(Data records)
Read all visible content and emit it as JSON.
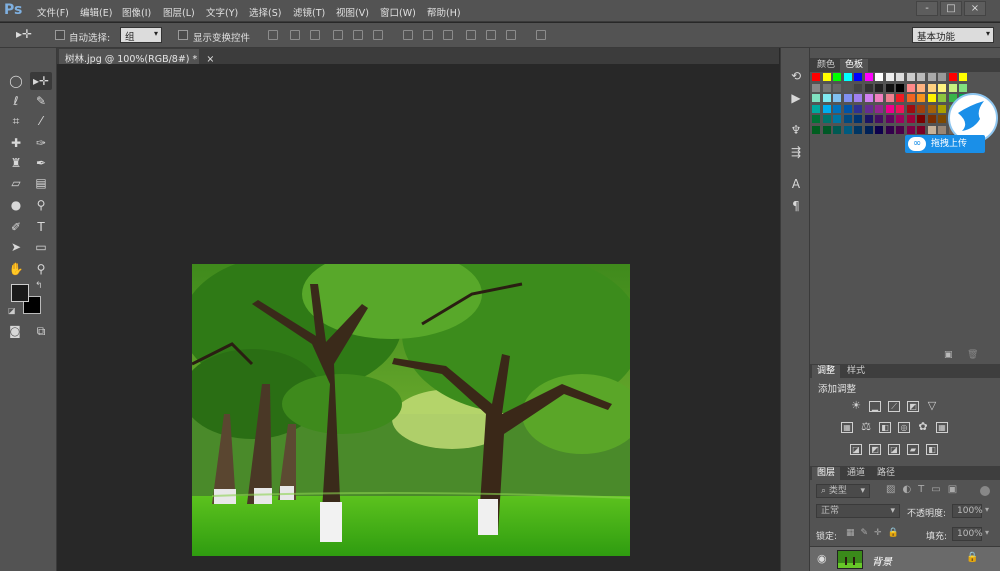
{
  "app": {
    "logo": "Ps"
  },
  "menubar": {
    "items": [
      "文件(F)",
      "编辑(E)",
      "图像(I)",
      "图层(L)",
      "文字(Y)",
      "选择(S)",
      "滤镜(T)",
      "视图(V)",
      "窗口(W)",
      "帮助(H)"
    ],
    "window_buttons": [
      "-",
      "□",
      "×"
    ]
  },
  "options": {
    "auto_select_label": "自动选择:",
    "auto_select_value": "组",
    "show_transform_label": "显示变换控件",
    "workspace": "基本功能"
  },
  "document": {
    "tab_title": "树林.jpg @ 100%(RGB/8#) *",
    "tab_close": "×"
  },
  "swatches_panel": {
    "tabs": [
      "颜色",
      "色板"
    ]
  },
  "upload_widget": {
    "label": "拖拽上传",
    "icon": "cloud-bird-icon"
  },
  "adjustments_panel": {
    "tabs": [
      "调整",
      "样式"
    ],
    "title": "添加调整"
  },
  "layers_panel": {
    "tabs": [
      "图层",
      "通道",
      "路径"
    ],
    "filter_kind": "类型",
    "blend_mode": "正常",
    "opacity_label": "不透明度:",
    "opacity_value": "100%",
    "lock_label": "锁定:",
    "fill_label": "填充:",
    "fill_value": "100%",
    "layer_name": "背景"
  },
  "colors": {
    "accent": "#1a8fe8",
    "bg": "#535353",
    "canvas": "#282828"
  }
}
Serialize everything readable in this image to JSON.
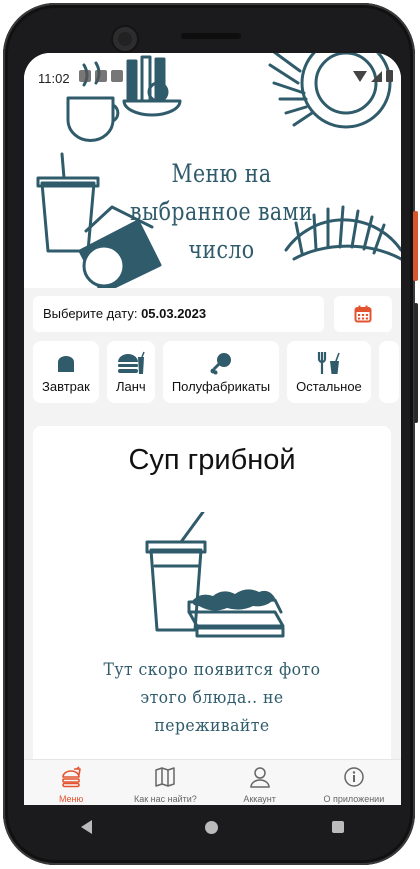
{
  "status_bar": {
    "time": "11:02"
  },
  "header": {
    "title": "Меню на выбранное вами число"
  },
  "date_picker": {
    "label": "Выберите дату:",
    "value": "05.03.2023",
    "icon": "calendar-icon"
  },
  "categories": [
    {
      "label": "Завтрак",
      "icon": "bread-icon"
    },
    {
      "label": "Ланч",
      "icon": "burger-drink-icon"
    },
    {
      "label": "Полуфабрикаты",
      "icon": "drumstick-icon"
    },
    {
      "label": "Остальное",
      "icon": "utensils-drink-icon"
    }
  ],
  "dish": {
    "title": "Суп грибной",
    "placeholder_text": "Тут скоро появится фото этого блюда.. не переживайте"
  },
  "bottom_nav": [
    {
      "label": "Меню",
      "icon": "food-menu-icon",
      "active": true
    },
    {
      "label": "Как нас найти?",
      "icon": "map-icon",
      "active": false
    },
    {
      "label": "Аккаунт",
      "icon": "user-icon",
      "active": false
    },
    {
      "label": "О приложении",
      "icon": "info-icon",
      "active": false
    }
  ],
  "colors": {
    "accent": "#e4532f",
    "illustration": "#2f5b6b",
    "background": "#f3f3f3"
  }
}
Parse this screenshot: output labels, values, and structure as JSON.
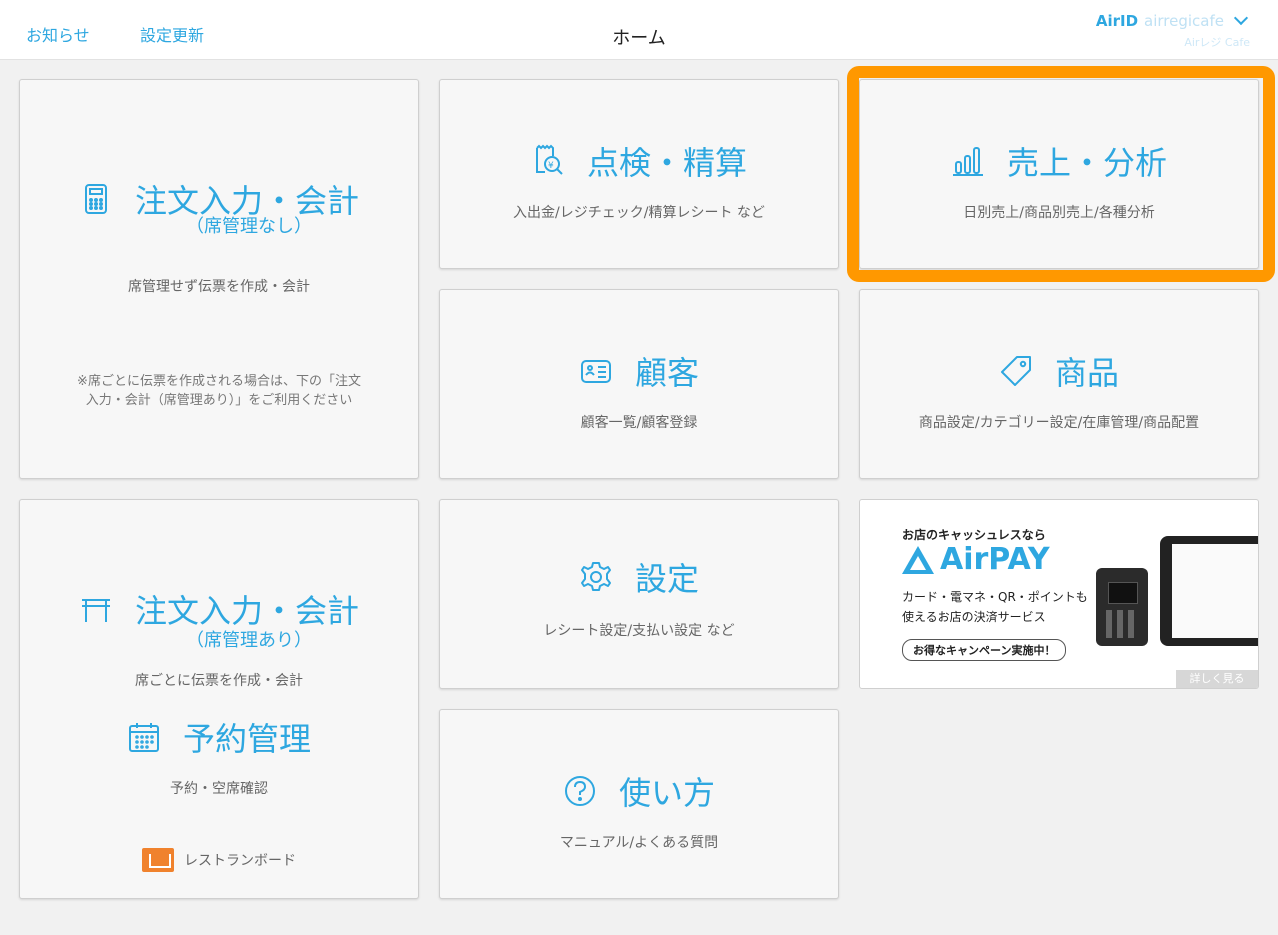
{
  "header": {
    "notice": "お知らせ",
    "settings_update": "設定更新",
    "title": "ホーム",
    "airid_label": "AirID",
    "airid_user": "airregicafe",
    "shop_name": "Airレジ Cafe"
  },
  "tiles": {
    "order_no_seat": {
      "title": "注文入力・会計",
      "subtitle": "（席管理なし）",
      "desc": "席管理せず伝票を作成・会計",
      "note_line1": "※席ごとに伝票を作成される場合は、下の「注文",
      "note_line2": "入力・会計（席管理あり）」をご利用ください"
    },
    "inspection": {
      "title": "点検・精算",
      "desc": "入出金/レジチェック/精算レシート など"
    },
    "sales": {
      "title": "売上・分析",
      "desc": "日別売上/商品別売上/各種分析"
    },
    "customer": {
      "title": "顧客",
      "desc": "顧客一覧/顧客登録"
    },
    "product": {
      "title": "商品",
      "desc": "商品設定/カテゴリー設定/在庫管理/商品配置"
    },
    "order_seat": {
      "title": "注文入力・会計",
      "subtitle": "（席管理あり）",
      "desc": "席ごとに伝票を作成・会計",
      "reserve_title": "予約管理",
      "reserve_desc": "予約・空席確認",
      "restaurant_board": "レストランボード"
    },
    "settings": {
      "title": "設定",
      "desc": "レシート設定/支払い設定 など"
    },
    "howto": {
      "title": "使い方",
      "desc": "マニュアル/よくある質問"
    }
  },
  "banner": {
    "small": "お店のキャッシュレスなら",
    "logo": "AirPAY",
    "line1": "カード・電マネ・QR・ポイントも",
    "line2": "使えるお店の決済サービス",
    "cta": "お得なキャンペーン実施中！",
    "more": "詳しく見る"
  },
  "colors": {
    "accent": "#2ea7e0",
    "highlight": "#ff9800"
  }
}
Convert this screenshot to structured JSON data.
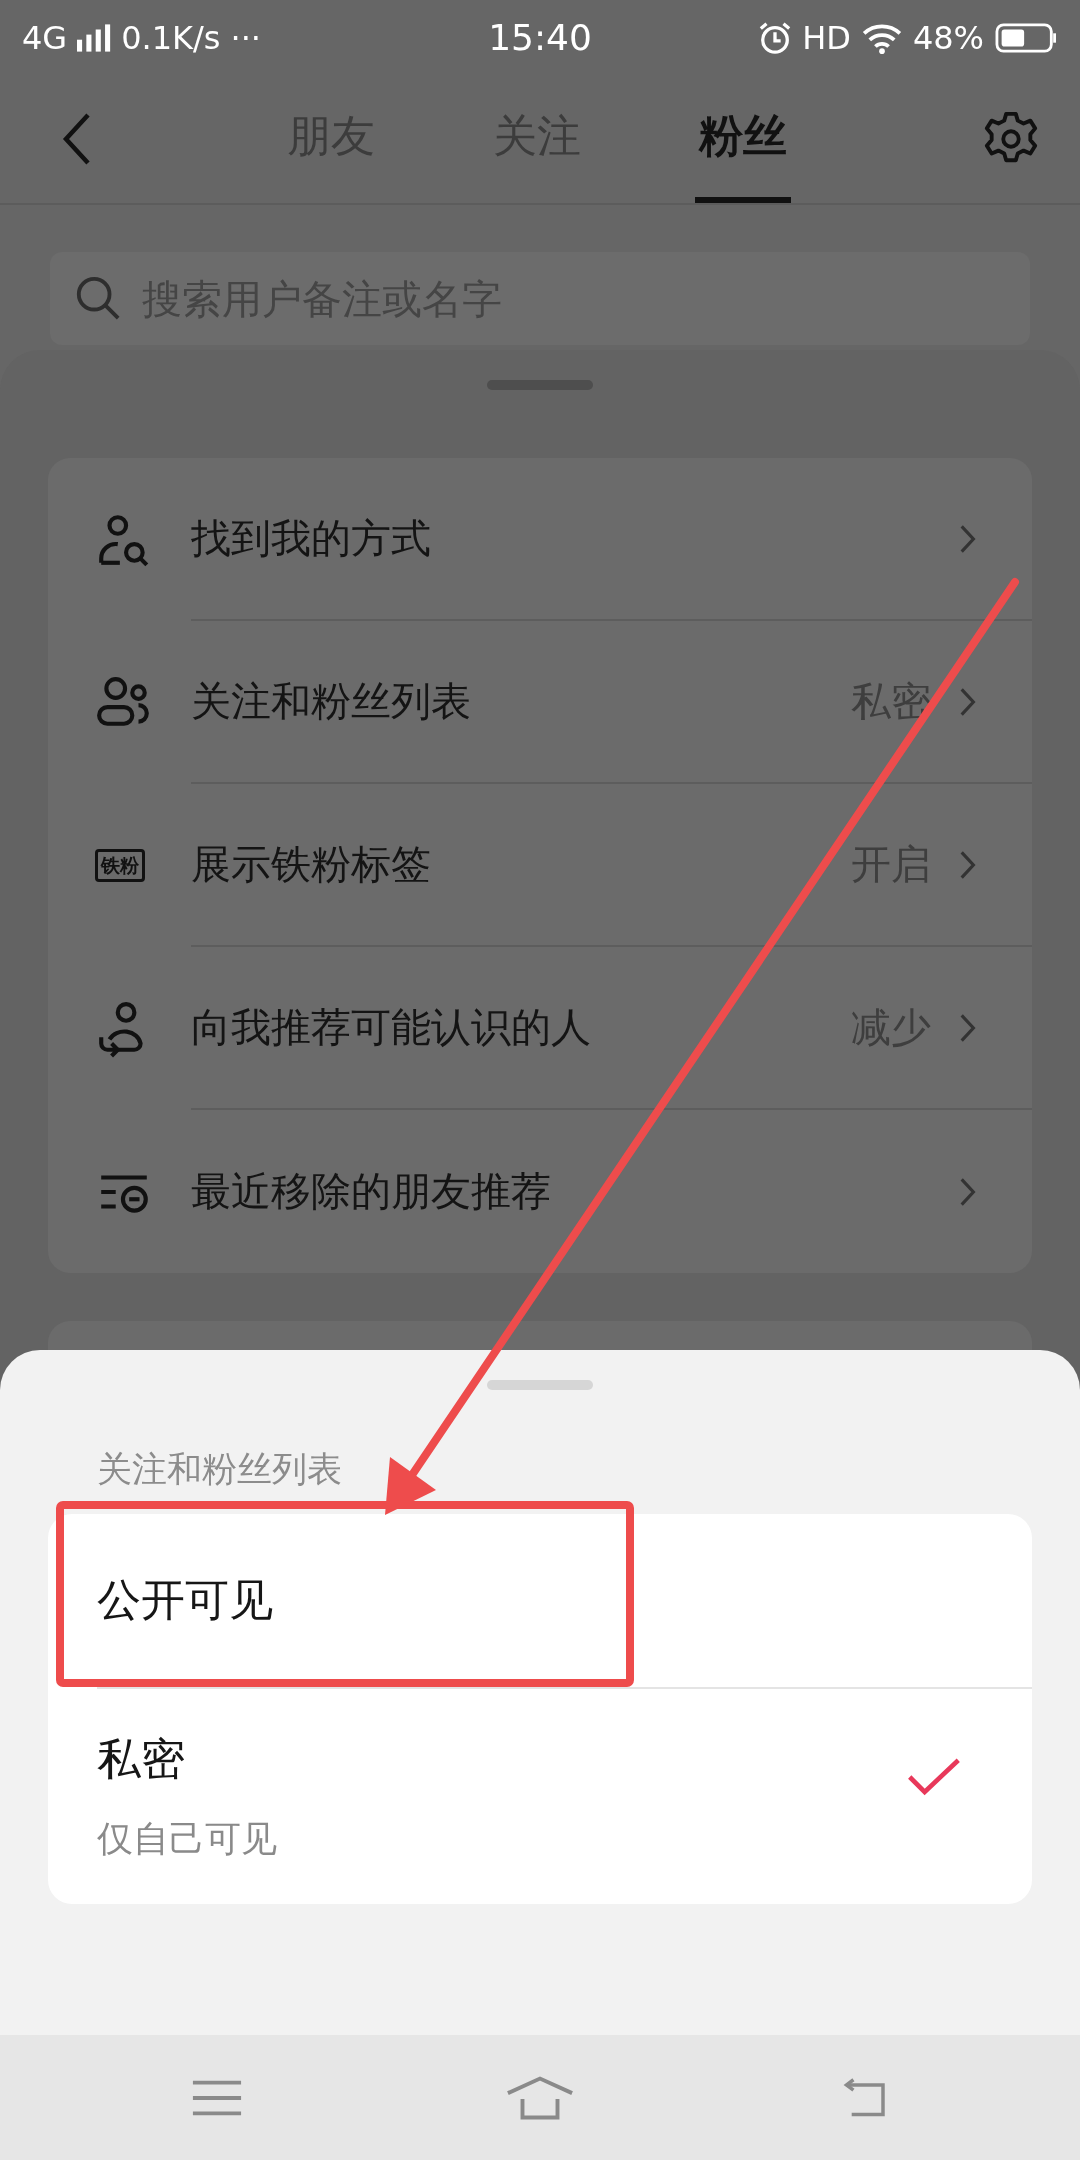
{
  "status_bar": {
    "network": "4G",
    "speed": "0.1K/s",
    "more": "···",
    "time": "15:40",
    "hd": "HD",
    "battery": "48%"
  },
  "tabs": [
    {
      "label": "朋友",
      "selected": false
    },
    {
      "label": "关注",
      "selected": false
    },
    {
      "label": "粉丝",
      "selected": true
    }
  ],
  "search": {
    "placeholder": "搜索用户备注或名字"
  },
  "settings": [
    {
      "label": "找到我的方式"
    },
    {
      "label": "关注和粉丝列表",
      "value": "私密"
    },
    {
      "label": "展示铁粉标签",
      "value": "开启",
      "badge": "铁粉"
    },
    {
      "label": "向我推荐可能认识的人",
      "value": "减少"
    },
    {
      "label": "最近移除的朋友推荐"
    }
  ],
  "sheet": {
    "title": "关注和粉丝列表",
    "options": [
      {
        "title": "公开可见",
        "selected": false
      },
      {
        "title": "私密",
        "subtitle": "仅自己可见",
        "selected": true
      }
    ]
  }
}
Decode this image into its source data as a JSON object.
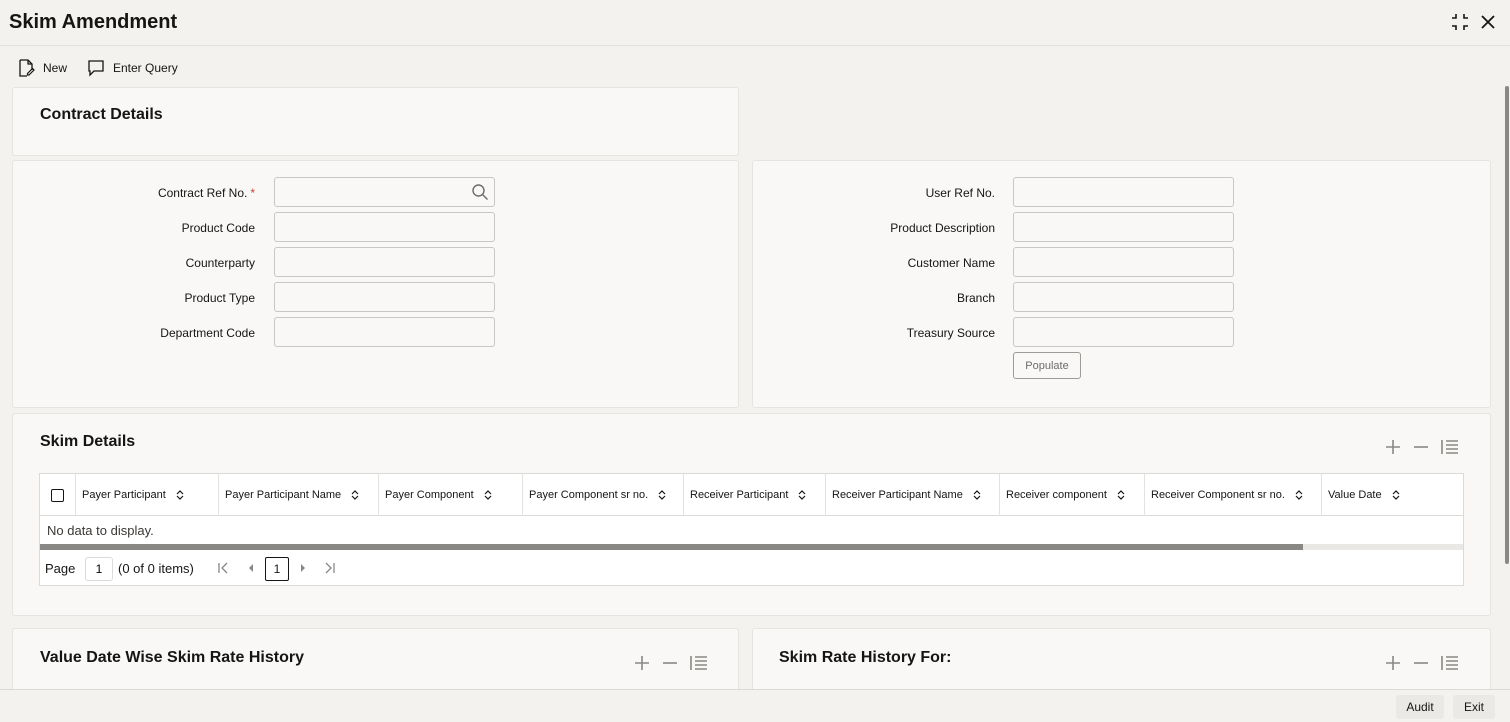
{
  "window": {
    "title": "Skim Amendment",
    "collapse_icon": "collapse-icon",
    "close_icon": "close-icon"
  },
  "toolbar": {
    "new_label": "New",
    "enter_query_label": "Enter Query"
  },
  "contract_details": {
    "title": "Contract Details",
    "left_fields": [
      {
        "label": "Contract Ref No.",
        "required": "*",
        "value": ""
      },
      {
        "label": "Product Code",
        "value": ""
      },
      {
        "label": "Counterparty",
        "value": ""
      },
      {
        "label": "Product Type",
        "value": ""
      },
      {
        "label": "Department Code",
        "value": ""
      }
    ],
    "right_fields": [
      {
        "label": "User Ref No.",
        "value": ""
      },
      {
        "label": "Product Description",
        "value": ""
      },
      {
        "label": "Customer Name",
        "value": ""
      },
      {
        "label": "Branch",
        "value": ""
      },
      {
        "label": "Treasury Source",
        "value": ""
      }
    ],
    "populate_label": "Populate"
  },
  "skim_details": {
    "title": "Skim Details",
    "columns": [
      "Payer Participant",
      "Payer Participant Name",
      "Payer Component",
      "Payer Component sr no.",
      "Receiver Participant",
      "Receiver Participant Name",
      "Receiver component",
      "Receiver Component sr no.",
      "Value Date"
    ],
    "no_data": "No data to display.",
    "pager": {
      "page_label": "Page",
      "page_value": "1",
      "count": "(0 of 0 items)",
      "current": "1"
    }
  },
  "value_date_history": {
    "title": "Value Date Wise Skim Rate History"
  },
  "rate_history_for": {
    "title": "Skim Rate History For:"
  },
  "footer": {
    "audit_label": "Audit",
    "exit_label": "Exit"
  }
}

WORK INSTRUCTIONS: Copy every record above exactly as written, but leave out the pictures.

PROBLEM SOLUTION:
Read all visible content and emit it as JSON.
{
  "app": {
    "logo": "Ps"
  },
  "menubar": {
    "items": [
      "文件(F)",
      "编辑(E)",
      "图像(I)",
      "图层(L)",
      "文字(Y)",
      "选择(S)",
      "滤镜(T)",
      "视图(V)",
      "窗口(W)",
      "帮助(H)"
    ],
    "window_buttons": [
      "-",
      "□",
      "×"
    ]
  },
  "options": {
    "auto_select_label": "自动选择:",
    "auto_select_value": "组",
    "show_transform_label": "显示变换控件",
    "workspace": "基本功能"
  },
  "document": {
    "tab_title": "树林.jpg @ 100%(RGB/8#) *",
    "tab_close": "×"
  },
  "swatches_panel": {
    "tabs": [
      "颜色",
      "色板"
    ]
  },
  "upload_widget": {
    "label": "拖拽上传",
    "icon": "cloud-bird-icon"
  },
  "adjustments_panel": {
    "tabs": [
      "调整",
      "样式"
    ],
    "title": "添加调整"
  },
  "layers_panel": {
    "tabs": [
      "图层",
      "通道",
      "路径"
    ],
    "filter_kind": "类型",
    "blend_mode": "正常",
    "opacity_label": "不透明度:",
    "opacity_value": "100%",
    "lock_label": "锁定:",
    "fill_label": "填充:",
    "fill_value": "100%",
    "layer_name": "背景"
  },
  "colors": {
    "accent": "#1a8fe8",
    "bg": "#535353",
    "canvas": "#282828"
  }
}
Serialize everything readable in this image to JSON.
{
  "status_bar": {
    "time": "11:02"
  },
  "header": {
    "title": "Меню на выбранное вами число"
  },
  "date_picker": {
    "label": "Выберите дату:",
    "value": "05.03.2023",
    "icon": "calendar-icon"
  },
  "categories": [
    {
      "label": "Завтрак",
      "icon": "bread-icon"
    },
    {
      "label": "Ланч",
      "icon": "burger-drink-icon"
    },
    {
      "label": "Полуфабрикаты",
      "icon": "drumstick-icon"
    },
    {
      "label": "Остальное",
      "icon": "utensils-drink-icon"
    }
  ],
  "dish": {
    "title": "Суп грибной",
    "placeholder_text": "Тут скоро появится фото этого блюда.. не переживайте"
  },
  "bottom_nav": [
    {
      "label": "Меню",
      "icon": "food-menu-icon",
      "active": true
    },
    {
      "label": "Как нас найти?",
      "icon": "map-icon",
      "active": false
    },
    {
      "label": "Аккаунт",
      "icon": "user-icon",
      "active": false
    },
    {
      "label": "О приложении",
      "icon": "info-icon",
      "active": false
    }
  ],
  "colors": {
    "accent": "#e4532f",
    "illustration": "#2f5b6b",
    "background": "#f3f3f3"
  }
}
Parse this screenshot: output labels, values, and structure as JSON.
{
  "header": {
    "notice": "お知らせ",
    "settings_update": "設定更新",
    "title": "ホーム",
    "airid_label": "AirID",
    "airid_user": "airregicafe",
    "shop_name": "Airレジ Cafe"
  },
  "tiles": {
    "order_no_seat": {
      "title": "注文入力・会計",
      "subtitle": "（席管理なし）",
      "desc": "席管理せず伝票を作成・会計",
      "note_line1": "※席ごとに伝票を作成される場合は、下の「注文",
      "note_line2": "入力・会計（席管理あり）」をご利用ください"
    },
    "inspection": {
      "title": "点検・精算",
      "desc": "入出金/レジチェック/精算レシート など"
    },
    "sales": {
      "title": "売上・分析",
      "desc": "日別売上/商品別売上/各種分析"
    },
    "customer": {
      "title": "顧客",
      "desc": "顧客一覧/顧客登録"
    },
    "product": {
      "title": "商品",
      "desc": "商品設定/カテゴリー設定/在庫管理/商品配置"
    },
    "order_seat": {
      "title": "注文入力・会計",
      "subtitle": "（席管理あり）",
      "desc": "席ごとに伝票を作成・会計",
      "reserve_title": "予約管理",
      "reserve_desc": "予約・空席確認",
      "restaurant_board": "レストランボード"
    },
    "settings": {
      "title": "設定",
      "desc": "レシート設定/支払い設定 など"
    },
    "howto": {
      "title": "使い方",
      "desc": "マニュアル/よくある質問"
    }
  },
  "banner": {
    "small": "お店のキャッシュレスなら",
    "logo": "AirPAY",
    "line1": "カード・電マネ・QR・ポイントも",
    "line2": "使えるお店の決済サービス",
    "cta": "お得なキャンペーン実施中！",
    "more": "詳しく見る"
  },
  "colors": {
    "accent": "#2ea7e0",
    "highlight": "#ff9800"
  }
}
Convert this screenshot to structured JSON data.
{
  "status_bar": {
    "network": "4G",
    "speed": "0.1K/s",
    "more": "···",
    "time": "15:40",
    "hd": "HD",
    "battery": "48%"
  },
  "tabs": [
    {
      "label": "朋友",
      "selected": false
    },
    {
      "label": "关注",
      "selected": false
    },
    {
      "label": "粉丝",
      "selected": true
    }
  ],
  "search": {
    "placeholder": "搜索用户备注或名字"
  },
  "settings": [
    {
      "label": "找到我的方式"
    },
    {
      "label": "关注和粉丝列表",
      "value": "私密"
    },
    {
      "label": "展示铁粉标签",
      "value": "开启",
      "badge": "铁粉"
    },
    {
      "label": "向我推荐可能认识的人",
      "value": "减少"
    },
    {
      "label": "最近移除的朋友推荐"
    }
  ],
  "sheet": {
    "title": "关注和粉丝列表",
    "options": [
      {
        "title": "公开可见",
        "selected": false
      },
      {
        "title": "私密",
        "subtitle": "仅自己可见",
        "selected": true
      }
    ]
  }
}
Decode this image into its source data as a JSON object.
{
  "window": {
    "title": "Skim Amendment",
    "collapse_icon": "collapse-icon",
    "close_icon": "close-icon"
  },
  "toolbar": {
    "new_label": "New",
    "enter_query_label": "Enter Query"
  },
  "contract_details": {
    "title": "Contract Details",
    "left_fields": [
      {
        "label": "Contract Ref No.",
        "required": "*",
        "value": ""
      },
      {
        "label": "Product Code",
        "value": ""
      },
      {
        "label": "Counterparty",
        "value": ""
      },
      {
        "label": "Product Type",
        "value": ""
      },
      {
        "label": "Department Code",
        "value": ""
      }
    ],
    "right_fields": [
      {
        "label": "User Ref No.",
        "value": ""
      },
      {
        "label": "Product Description",
        "value": ""
      },
      {
        "label": "Customer Name",
        "value": ""
      },
      {
        "label": "Branch",
        "value": ""
      },
      {
        "label": "Treasury Source",
        "value": ""
      }
    ],
    "populate_label": "Populate"
  },
  "skim_details": {
    "title": "Skim Details",
    "columns": [
      "Payer Participant",
      "Payer Participant Name",
      "Payer Component",
      "Payer Component sr no.",
      "Receiver Participant",
      "Receiver Participant Name",
      "Receiver component",
      "Receiver Component sr no.",
      "Value Date"
    ],
    "no_data": "No data to display.",
    "pager": {
      "page_label": "Page",
      "page_value": "1",
      "count": "(0 of 0 items)",
      "current": "1"
    }
  },
  "value_date_history": {
    "title": "Value Date Wise Skim Rate History"
  },
  "rate_history_for": {
    "title": "Skim Rate History For:"
  },
  "footer": {
    "audit_label": "Audit",
    "exit_label": "Exit"
  }
}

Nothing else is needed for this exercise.